**Records from a dataset:**
[start]

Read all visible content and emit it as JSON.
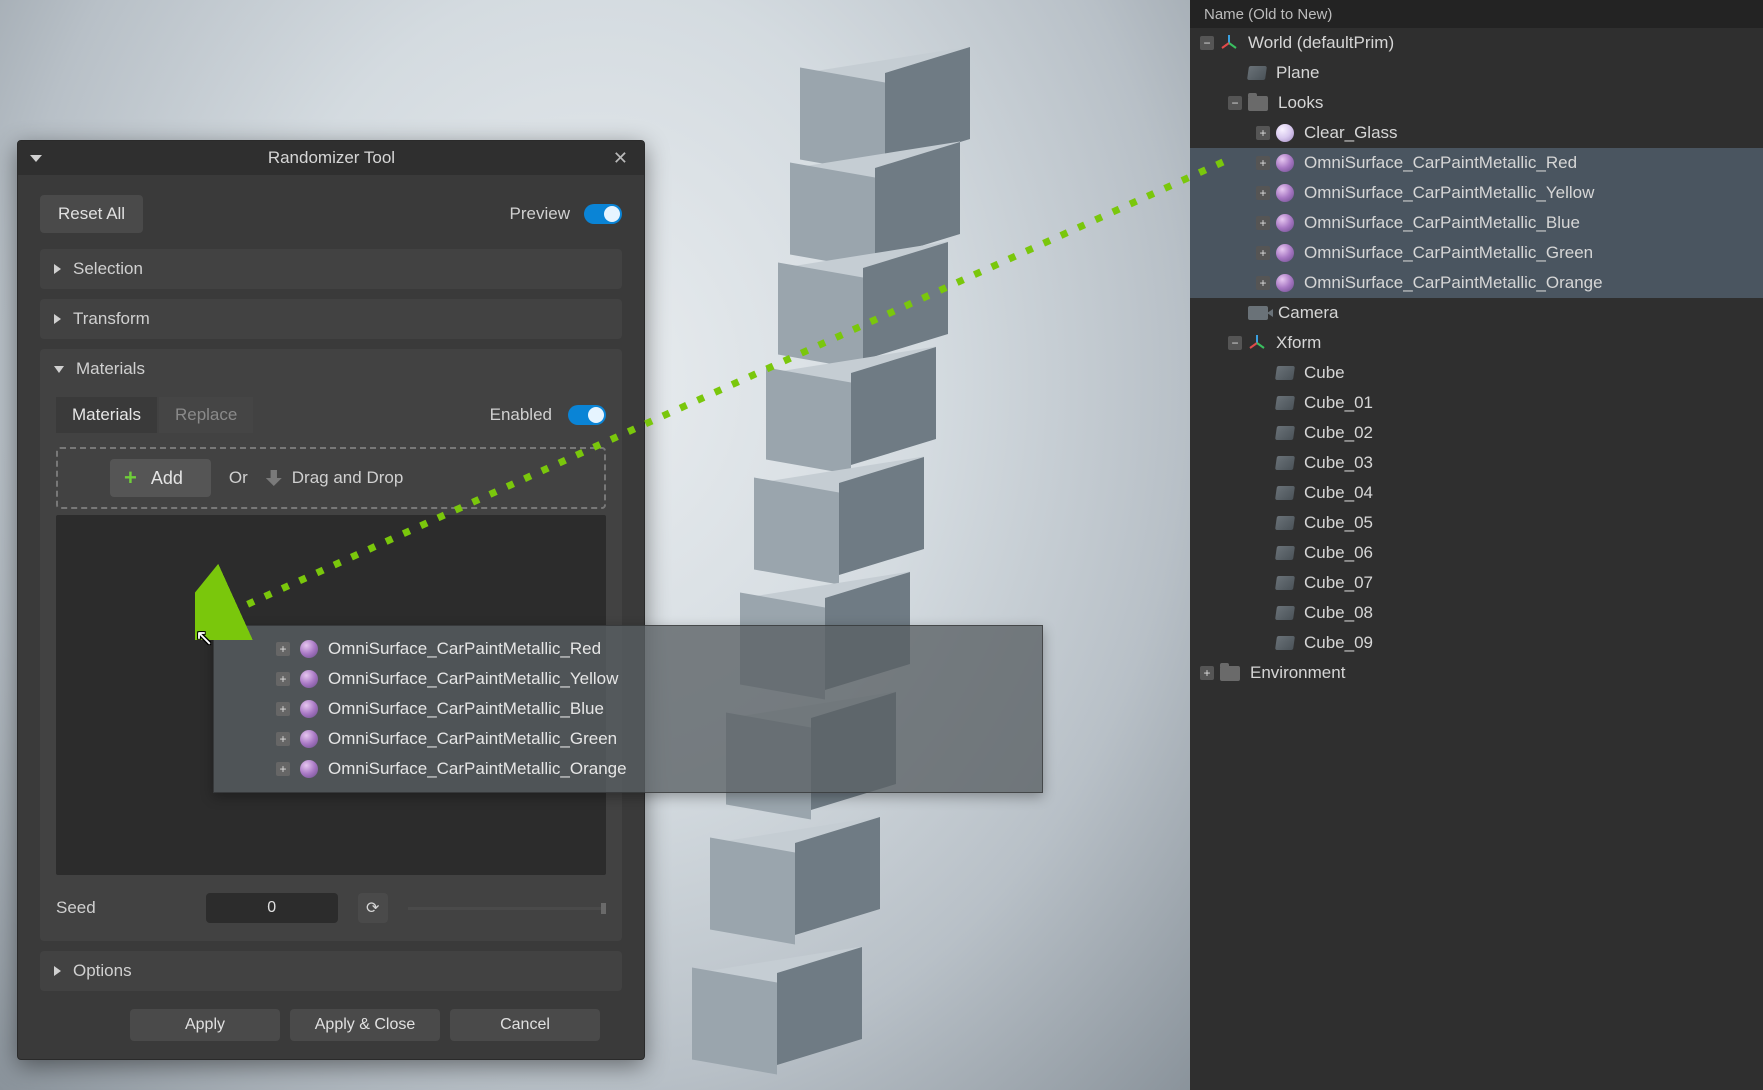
{
  "tool_panel": {
    "title": "Randomizer Tool",
    "reset_all": "Reset All",
    "preview_label": "Preview",
    "selection_label": "Selection",
    "transform_label": "Transform",
    "materials_label": "Materials",
    "tab_materials": "Materials",
    "tab_replace": "Replace",
    "enabled_label": "Enabled",
    "add_label": "Add",
    "or_label": "Or",
    "dnd_label": "Drag and Drop",
    "seed_label": "Seed",
    "seed_value": "0",
    "options_label": "Options",
    "apply": "Apply",
    "apply_close": "Apply & Close",
    "cancel": "Cancel"
  },
  "drag_tooltip": {
    "items": [
      "OmniSurface_CarPaintMetallic_Red",
      "OmniSurface_CarPaintMetallic_Yellow",
      "OmniSurface_CarPaintMetallic_Blue",
      "OmniSurface_CarPaintMetallic_Green",
      "OmniSurface_CarPaintMetallic_Orange"
    ]
  },
  "outliner": {
    "header": "Name (Old to New)",
    "world": "World (defaultPrim)",
    "plane": "Plane",
    "looks": "Looks",
    "clear_glass": "Clear_Glass",
    "mats": [
      "OmniSurface_CarPaintMetallic_Red",
      "OmniSurface_CarPaintMetallic_Yellow",
      "OmniSurface_CarPaintMetallic_Blue",
      "OmniSurface_CarPaintMetallic_Green",
      "OmniSurface_CarPaintMetallic_Orange"
    ],
    "camera": "Camera",
    "xform": "Xform",
    "cubes": [
      "Cube",
      "Cube_01",
      "Cube_02",
      "Cube_03",
      "Cube_04",
      "Cube_05",
      "Cube_06",
      "Cube_07",
      "Cube_08",
      "Cube_09"
    ],
    "environment": "Environment"
  }
}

[end]

**Exercise directions:** Omit every picture, and otherwise quote the entries exactly.

**Expected output:**
Read all visible content and emit it as JSON.
{
  "tool_panel": {
    "title": "Randomizer Tool",
    "reset_all": "Reset All",
    "preview_label": "Preview",
    "selection_label": "Selection",
    "transform_label": "Transform",
    "materials_label": "Materials",
    "tab_materials": "Materials",
    "tab_replace": "Replace",
    "enabled_label": "Enabled",
    "add_label": "Add",
    "or_label": "Or",
    "dnd_label": "Drag and Drop",
    "seed_label": "Seed",
    "seed_value": "0",
    "options_label": "Options",
    "apply": "Apply",
    "apply_close": "Apply & Close",
    "cancel": "Cancel"
  },
  "drag_tooltip": {
    "items": [
      "OmniSurface_CarPaintMetallic_Red",
      "OmniSurface_CarPaintMetallic_Yellow",
      "OmniSurface_CarPaintMetallic_Blue",
      "OmniSurface_CarPaintMetallic_Green",
      "OmniSurface_CarPaintMetallic_Orange"
    ]
  },
  "outliner": {
    "header": "Name (Old to New)",
    "world": "World (defaultPrim)",
    "plane": "Plane",
    "looks": "Looks",
    "clear_glass": "Clear_Glass",
    "mats": [
      "OmniSurface_CarPaintMetallic_Red",
      "OmniSurface_CarPaintMetallic_Yellow",
      "OmniSurface_CarPaintMetallic_Blue",
      "OmniSurface_CarPaintMetallic_Green",
      "OmniSurface_CarPaintMetallic_Orange"
    ],
    "camera": "Camera",
    "xform": "Xform",
    "cubes": [
      "Cube",
      "Cube_01",
      "Cube_02",
      "Cube_03",
      "Cube_04",
      "Cube_05",
      "Cube_06",
      "Cube_07",
      "Cube_08",
      "Cube_09"
    ],
    "environment": "Environment"
  }
}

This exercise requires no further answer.